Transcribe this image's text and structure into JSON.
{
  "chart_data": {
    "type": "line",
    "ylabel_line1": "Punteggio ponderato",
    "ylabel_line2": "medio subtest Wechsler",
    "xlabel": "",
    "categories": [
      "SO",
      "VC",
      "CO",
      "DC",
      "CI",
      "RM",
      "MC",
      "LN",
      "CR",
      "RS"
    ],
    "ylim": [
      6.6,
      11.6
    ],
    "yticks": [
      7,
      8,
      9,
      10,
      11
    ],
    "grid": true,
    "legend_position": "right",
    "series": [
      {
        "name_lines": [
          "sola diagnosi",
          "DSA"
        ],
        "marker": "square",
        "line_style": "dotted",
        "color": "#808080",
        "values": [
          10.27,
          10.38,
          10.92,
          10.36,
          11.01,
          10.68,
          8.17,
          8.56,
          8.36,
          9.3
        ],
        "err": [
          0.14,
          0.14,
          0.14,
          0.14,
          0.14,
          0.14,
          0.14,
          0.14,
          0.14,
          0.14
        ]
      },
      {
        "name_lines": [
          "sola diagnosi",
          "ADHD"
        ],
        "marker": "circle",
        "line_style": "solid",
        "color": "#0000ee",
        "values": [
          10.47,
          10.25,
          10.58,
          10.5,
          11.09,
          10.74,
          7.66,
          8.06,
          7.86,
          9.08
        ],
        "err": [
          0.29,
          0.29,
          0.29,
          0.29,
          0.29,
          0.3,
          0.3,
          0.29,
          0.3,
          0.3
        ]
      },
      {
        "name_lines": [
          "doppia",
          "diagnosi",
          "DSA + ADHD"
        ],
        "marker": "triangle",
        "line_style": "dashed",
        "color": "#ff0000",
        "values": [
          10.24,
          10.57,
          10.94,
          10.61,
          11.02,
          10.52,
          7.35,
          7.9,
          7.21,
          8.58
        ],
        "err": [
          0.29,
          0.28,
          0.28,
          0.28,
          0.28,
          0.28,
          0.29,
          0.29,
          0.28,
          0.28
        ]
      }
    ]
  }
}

....................

What is expected:
Tell how many lines contain the word "marker", using only the number.

Result of this exercise:
3